* begin Exercise input *
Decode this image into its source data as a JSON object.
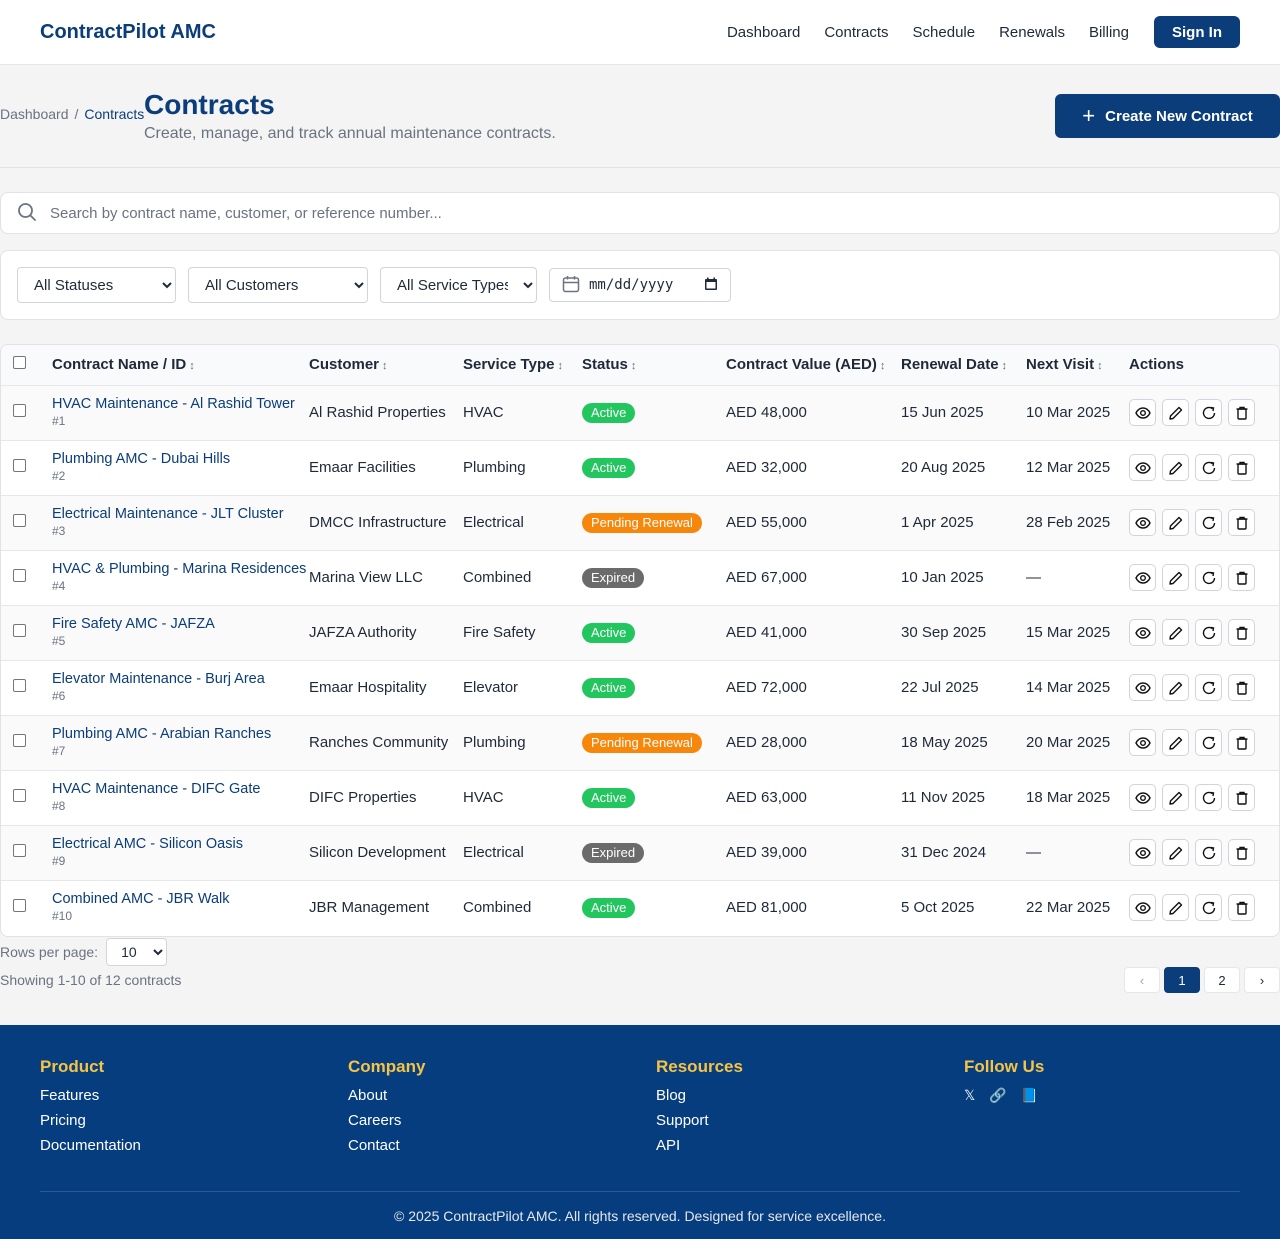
{
  "header": {
    "brand": "ContractPilot AMC",
    "nav": [
      "Dashboard",
      "Contracts",
      "Schedule",
      "Renewals",
      "Billing"
    ],
    "sign_in": "Sign In"
  },
  "breadcrumb": {
    "root": "Dashboard",
    "sep": "/",
    "current": "Contracts"
  },
  "page": {
    "title": "Contracts",
    "subtitle": "Create, manage, and track annual maintenance contracts.",
    "create_label": "Create New Contract"
  },
  "search": {
    "placeholder": "Search by contract name, customer, or reference number..."
  },
  "filters": {
    "status": "All Statuses",
    "customer": "All Customers",
    "service": "All Service Types",
    "date_placeholder": "mm/dd/yyyy"
  },
  "table": {
    "headers": {
      "name": "Contract Name / ID",
      "customer": "Customer",
      "service": "Service Type",
      "status": "Status",
      "value": "Contract Value (AED)",
      "renewal": "Renewal Date",
      "visit": "Next Visit",
      "actions": "Actions",
      "sort_glyph": "↕"
    },
    "rows": [
      {
        "name": "HVAC Maintenance - Al Rashid Tower",
        "id": "#1",
        "customer": "Al Rashid Properties",
        "service": "HVAC",
        "status": "Active",
        "value": "AED 48,000",
        "renewal": "15 Jun 2025",
        "visit": "10 Mar 2025"
      },
      {
        "name": "Plumbing AMC - Dubai Hills",
        "id": "#2",
        "customer": "Emaar Facilities",
        "service": "Plumbing",
        "status": "Active",
        "value": "AED 32,000",
        "renewal": "20 Aug 2025",
        "visit": "12 Mar 2025"
      },
      {
        "name": "Electrical Maintenance - JLT Cluster",
        "id": "#3",
        "customer": "DMCC Infrastructure",
        "service": "Electrical",
        "status": "Pending Renewal",
        "value": "AED 55,000",
        "renewal": "1 Apr 2025",
        "visit": "28 Feb 2025"
      },
      {
        "name": "HVAC & Plumbing - Marina Residences",
        "id": "#4",
        "customer": "Marina View LLC",
        "service": "Combined",
        "status": "Expired",
        "value": "AED 67,000",
        "renewal": "10 Jan 2025",
        "visit": "—"
      },
      {
        "name": "Fire Safety AMC - JAFZA",
        "id": "#5",
        "customer": "JAFZA Authority",
        "service": "Fire Safety",
        "status": "Active",
        "value": "AED 41,000",
        "renewal": "30 Sep 2025",
        "visit": "15 Mar 2025"
      },
      {
        "name": "Elevator Maintenance - Burj Area",
        "id": "#6",
        "customer": "Emaar Hospitality",
        "service": "Elevator",
        "status": "Active",
        "value": "AED 72,000",
        "renewal": "22 Jul 2025",
        "visit": "14 Mar 2025"
      },
      {
        "name": "Plumbing AMC - Arabian Ranches",
        "id": "#7",
        "customer": "Ranches Community",
        "service": "Plumbing",
        "status": "Pending Renewal",
        "value": "AED 28,000",
        "renewal": "18 May 2025",
        "visit": "20 Mar 2025"
      },
      {
        "name": "HVAC Maintenance - DIFC Gate",
        "id": "#8",
        "customer": "DIFC Properties",
        "service": "HVAC",
        "status": "Active",
        "value": "AED 63,000",
        "renewal": "11 Nov 2025",
        "visit": "18 Mar 2025"
      },
      {
        "name": "Electrical AMC - Silicon Oasis",
        "id": "#9",
        "customer": "Silicon Development",
        "service": "Electrical",
        "status": "Expired",
        "value": "AED 39,000",
        "renewal": "31 Dec 2024",
        "visit": "—"
      },
      {
        "name": "Combined AMC - JBR Walk",
        "id": "#10",
        "customer": "JBR Management",
        "service": "Combined",
        "status": "Active",
        "value": "AED 81,000",
        "renewal": "5 Oct 2025",
        "visit": "22 Mar 2025"
      }
    ],
    "status_colors": {
      "Active": "#22c55e",
      "Pending Renewal": "#f7870b",
      "Expired": "#6b6b6b"
    },
    "row_actions": [
      "eye-icon",
      "pencil-icon",
      "renew-icon",
      "trash-icon"
    ]
  },
  "pagination": {
    "rows_label": "Rows per page:",
    "rows_value": "10",
    "showing": "Showing 1-10 of 12 contracts",
    "prev": "‹",
    "pages": [
      "1",
      "2"
    ],
    "next": "›",
    "current": "1"
  },
  "footer": {
    "columns": [
      {
        "title": "Product",
        "links": [
          "Features",
          "Pricing",
          "Documentation"
        ]
      },
      {
        "title": "Company",
        "links": [
          "About",
          "Careers",
          "Contact"
        ]
      },
      {
        "title": "Resources",
        "links": [
          "Blog",
          "Support",
          "API"
        ]
      }
    ],
    "follow_title": "Follow Us",
    "social": [
      "𝕏",
      "🔗",
      "📘"
    ],
    "copyright": "© 2025 ContractPilot AMC. All rights reserved. Designed for service excellence."
  }
}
* end Exercise input *
• Problem requirements
Return, from the data, each line that has the word "Properties" in it.

• Final result
        "customer": "Al Rashid Properties",
        "customer": "DIFC Properties",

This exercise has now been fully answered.